»»

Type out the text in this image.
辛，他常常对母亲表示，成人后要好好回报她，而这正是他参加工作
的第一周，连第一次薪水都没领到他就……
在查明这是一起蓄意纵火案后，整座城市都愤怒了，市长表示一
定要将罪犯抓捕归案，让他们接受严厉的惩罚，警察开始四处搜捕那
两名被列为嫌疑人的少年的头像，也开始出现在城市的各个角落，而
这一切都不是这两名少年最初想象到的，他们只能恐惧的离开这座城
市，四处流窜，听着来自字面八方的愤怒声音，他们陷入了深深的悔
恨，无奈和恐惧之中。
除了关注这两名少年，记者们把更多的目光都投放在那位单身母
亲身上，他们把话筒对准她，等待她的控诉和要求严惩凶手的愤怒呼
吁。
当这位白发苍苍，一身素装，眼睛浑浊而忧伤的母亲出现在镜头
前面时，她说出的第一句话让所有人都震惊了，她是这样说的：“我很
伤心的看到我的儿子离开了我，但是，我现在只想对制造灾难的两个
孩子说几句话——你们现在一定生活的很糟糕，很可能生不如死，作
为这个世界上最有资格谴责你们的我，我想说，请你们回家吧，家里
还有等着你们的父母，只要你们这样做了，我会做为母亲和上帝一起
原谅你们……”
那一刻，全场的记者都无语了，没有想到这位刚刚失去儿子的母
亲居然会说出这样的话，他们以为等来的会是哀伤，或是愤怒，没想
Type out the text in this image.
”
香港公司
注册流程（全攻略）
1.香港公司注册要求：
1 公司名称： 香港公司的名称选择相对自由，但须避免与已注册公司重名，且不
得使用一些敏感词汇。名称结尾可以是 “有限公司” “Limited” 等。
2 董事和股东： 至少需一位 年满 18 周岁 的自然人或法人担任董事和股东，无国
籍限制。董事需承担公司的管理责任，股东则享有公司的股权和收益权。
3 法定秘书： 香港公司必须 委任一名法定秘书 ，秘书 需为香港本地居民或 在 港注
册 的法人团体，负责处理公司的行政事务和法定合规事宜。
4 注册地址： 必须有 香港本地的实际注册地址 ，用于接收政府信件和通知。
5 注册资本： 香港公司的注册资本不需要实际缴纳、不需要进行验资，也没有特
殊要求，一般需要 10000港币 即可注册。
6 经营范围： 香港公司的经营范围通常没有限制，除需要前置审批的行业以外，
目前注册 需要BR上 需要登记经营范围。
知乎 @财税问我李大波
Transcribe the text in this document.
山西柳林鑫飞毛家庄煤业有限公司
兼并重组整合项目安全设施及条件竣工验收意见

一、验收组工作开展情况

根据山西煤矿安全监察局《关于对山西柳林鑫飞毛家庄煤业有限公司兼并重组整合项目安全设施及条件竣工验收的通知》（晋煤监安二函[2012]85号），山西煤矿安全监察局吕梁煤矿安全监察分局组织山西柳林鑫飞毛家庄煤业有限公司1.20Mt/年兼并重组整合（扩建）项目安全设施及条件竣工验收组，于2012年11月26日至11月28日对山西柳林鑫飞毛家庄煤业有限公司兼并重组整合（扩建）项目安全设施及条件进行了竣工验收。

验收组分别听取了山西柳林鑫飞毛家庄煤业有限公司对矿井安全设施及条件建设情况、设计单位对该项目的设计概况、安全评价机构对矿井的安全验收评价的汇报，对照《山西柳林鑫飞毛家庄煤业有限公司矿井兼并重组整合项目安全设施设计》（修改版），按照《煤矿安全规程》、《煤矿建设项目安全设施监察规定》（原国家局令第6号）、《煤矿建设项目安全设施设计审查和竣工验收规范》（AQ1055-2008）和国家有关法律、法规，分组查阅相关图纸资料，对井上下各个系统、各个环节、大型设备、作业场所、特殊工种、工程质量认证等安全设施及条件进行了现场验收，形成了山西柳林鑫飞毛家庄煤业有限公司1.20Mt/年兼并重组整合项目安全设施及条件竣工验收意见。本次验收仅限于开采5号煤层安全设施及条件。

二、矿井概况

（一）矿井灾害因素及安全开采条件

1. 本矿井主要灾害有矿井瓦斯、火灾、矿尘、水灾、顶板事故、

««

Print all of the entries again, exactly as written.

### Expected answer
Type out the text in this image.
辛，他常常对母亲表示，成人后要好好回报她，而这正是他参加工作
的第一周，连第一次薪水都没领到他就……
在查明这是一起蓄意纵火案后，整座城市都愤怒了，市长表示一
定要将罪犯抓捕归案，让他们接受严厉的惩罚，警察开始四处搜捕那
两名被列为嫌疑人的少年的头像，也开始出现在城市的各个角落，而
这一切都不是这两名少年最初想象到的，他们只能恐惧的离开这座城
市，四处流窜，听着来自字面八方的愤怒声音，他们陷入了深深的悔
恨，无奈和恐惧之中。
除了关注这两名少年，记者们把更多的目光都投放在那位单身母
亲身上，他们把话筒对准她，等待她的控诉和要求严惩凶手的愤怒呼
吁。
当这位白发苍苍，一身素装，眼睛浑浊而忧伤的母亲出现在镜头
前面时，她说出的第一句话让所有人都震惊了，她是这样说的：“我很
伤心的看到我的儿子离开了我，但是，我现在只想对制造灾难的两个
孩子说几句话——你们现在一定生活的很糟糕，很可能生不如死，作
为这个世界上最有资格谴责你们的我，我想说，请你们回家吧，家里
还有等着你们的父母，只要你们这样做了，我会做为母亲和上帝一起
原谅你们……”
那一刻，全场的记者都无语了，没有想到这位刚刚失去儿子的母
亲居然会说出这样的话，他们以为等来的会是哀伤，或是愤怒，没想
Type out the text in this image.
”
香港公司
注册流程（全攻略）
1.香港公司注册要求：
1 公司名称： 香港公司的名称选择相对自由，但须避免与已注册公司重名，且不
得使用一些敏感词汇。名称结尾可以是 “有限公司” “Limited” 等。
2 董事和股东： 至少需一位 年满 18 周岁 的自然人或法人担任董事和股东，无国
籍限制。董事需承担公司的管理责任，股东则享有公司的股权和收益权。
3 法定秘书： 香港公司必须 委任一名法定秘书 ，秘书 需为香港本地居民或 在 港注
册 的法人团体，负责处理公司的行政事务和法定合规事宜。
4 注册地址： 必须有 香港本地的实际注册地址 ，用于接收政府信件和通知。
5 注册资本： 香港公司的注册资本不需要实际缴纳、不需要进行验资，也没有特
殊要求，一般需要 10000港币 即可注册。
6 经营范围： 香港公司的经营范围通常没有限制，除需要前置审批的行业以外，
目前注册 需要BR上 需要登记经营范围。
知乎 @财税问我李大波
Transcribe the text in this document.
山西柳林鑫飞毛家庄煤业有限公司
兼并重组整合项目安全设施及条件竣工验收意见

一、验收组工作开展情况

根据山西煤矿安全监察局《关于对山西柳林鑫飞毛家庄煤业有限公司兼并重组整合项目安全设施及条件竣工验收的通知》（晋煤监安二函[2012]85号），山西煤矿安全监察局吕梁煤矿安全监察分局组织山西柳林鑫飞毛家庄煤业有限公司1.20Mt/年兼并重组整合（扩建）项目安全设施及条件竣工验收组，于2012年11月26日至11月28日对山西柳林鑫飞毛家庄煤业有限公司兼并重组整合（扩建）项目安全设施及条件进行了竣工验收。

验收组分别听取了山西柳林鑫飞毛家庄煤业有限公司对矿井安全设施及条件建设情况、设计单位对该项目的设计概况、安全评价机构对矿井的安全验收评价的汇报，对照《山西柳林鑫飞毛家庄煤业有限公司矿井兼并重组整合项目安全设施设计》（修改版），按照《煤矿安全规程》、《煤矿建设项目安全设施监察规定》（原国家局令第6号）、《煤矿建设项目安全设施设计审查和竣工验收规范》（AQ1055-2008）和国家有关法律、法规，分组查阅相关图纸资料，对井上下各个系统、各个环节、大型设备、作业场所、特殊工种、工程质量认证等安全设施及条件进行了现场验收，形成了山西柳林鑫飞毛家庄煤业有限公司1.20Mt/年兼并重组整合项目安全设施及条件竣工验收意见。本次验收仅限于开采5号煤层安全设施及条件。

二、矿井概况

（一）矿井灾害因素及安全开采条件

1. 本矿井主要灾害有矿井瓦斯、火灾、矿尘、水灾、顶板事故、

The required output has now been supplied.